### WORK TO DO
From the entries that follow, gather each line holding the word "платы".

# START OF DATASET EXTRACT

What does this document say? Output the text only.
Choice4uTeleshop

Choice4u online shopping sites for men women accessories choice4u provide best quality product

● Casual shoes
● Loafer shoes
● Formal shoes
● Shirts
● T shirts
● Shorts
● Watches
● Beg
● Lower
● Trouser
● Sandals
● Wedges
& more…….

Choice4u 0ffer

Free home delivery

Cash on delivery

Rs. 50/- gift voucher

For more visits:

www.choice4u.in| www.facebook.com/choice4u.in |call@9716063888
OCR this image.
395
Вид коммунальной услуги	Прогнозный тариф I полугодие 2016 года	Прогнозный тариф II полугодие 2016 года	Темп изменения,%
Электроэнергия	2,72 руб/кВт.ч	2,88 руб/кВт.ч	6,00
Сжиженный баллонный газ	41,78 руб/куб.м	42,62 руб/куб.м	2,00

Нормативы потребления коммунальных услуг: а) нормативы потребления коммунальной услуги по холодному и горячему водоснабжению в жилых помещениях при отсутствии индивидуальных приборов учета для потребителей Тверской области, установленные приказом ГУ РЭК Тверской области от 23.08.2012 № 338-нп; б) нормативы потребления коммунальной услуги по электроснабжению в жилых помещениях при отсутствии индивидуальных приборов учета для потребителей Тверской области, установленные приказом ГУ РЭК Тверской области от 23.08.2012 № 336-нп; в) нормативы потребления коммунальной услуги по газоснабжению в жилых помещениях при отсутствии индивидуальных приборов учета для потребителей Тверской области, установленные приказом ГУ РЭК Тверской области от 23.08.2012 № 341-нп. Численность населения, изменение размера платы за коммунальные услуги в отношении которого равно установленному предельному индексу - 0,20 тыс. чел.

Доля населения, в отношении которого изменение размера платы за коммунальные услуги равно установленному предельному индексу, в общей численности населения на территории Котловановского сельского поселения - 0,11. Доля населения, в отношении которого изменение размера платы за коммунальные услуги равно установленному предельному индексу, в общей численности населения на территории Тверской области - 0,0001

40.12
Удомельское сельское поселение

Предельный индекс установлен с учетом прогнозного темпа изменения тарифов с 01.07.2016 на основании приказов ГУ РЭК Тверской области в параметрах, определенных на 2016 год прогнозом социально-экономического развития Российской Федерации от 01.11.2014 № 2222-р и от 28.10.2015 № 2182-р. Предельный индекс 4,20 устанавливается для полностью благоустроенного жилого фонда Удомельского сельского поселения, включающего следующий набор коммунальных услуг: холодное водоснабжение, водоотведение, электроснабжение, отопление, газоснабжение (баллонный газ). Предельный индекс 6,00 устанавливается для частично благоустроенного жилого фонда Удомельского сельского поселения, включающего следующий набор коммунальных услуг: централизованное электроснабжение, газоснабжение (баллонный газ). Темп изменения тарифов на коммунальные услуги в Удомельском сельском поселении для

# END OF DATASET EXTRACT

### WORKED SOLUTION
Нормативы потребления коммунальных услуг: а) нормативы потребления коммунальной услуги по холодному и горячему водоснабжению в жилых помещениях при отсутствии индивидуальных приборов учета для потребителей Тверской области, установленные приказом ГУ РЭК Тверской области от 23.08.2012 № 338-нп; б) нормативы потребления коммунальной услуги по электроснабжению в жилых помещениях при отсутствии индивидуальных приборов учета для потребителей Тверской области, установленные приказом ГУ РЭК Тверской области от 23.08.2012 № 336-нп; в) нормативы потребления коммунальной услуги по газоснабжению в жилых помещениях при отсутствии индивидуальных приборов учета для потребителей Тверской области, установленные приказом ГУ РЭК Тверской области от 23.08.2012 № 341-нп. Численность населения, изменение размера платы за коммунальные услуги в отношении которого равно установленному предельному индексу - 0,20 тыс. чел.
Доля населения, в отношении которого изменение размера платы за коммунальные услуги равно установленному предельному индексу, в общей численности населения на территории Котловановского сельского поселения - 0,11. Доля населения, в отношении которого изменение размера платы за коммунальные услуги равно установленному предельному индексу, в общей численности населения на территории Тверской области - 0,0001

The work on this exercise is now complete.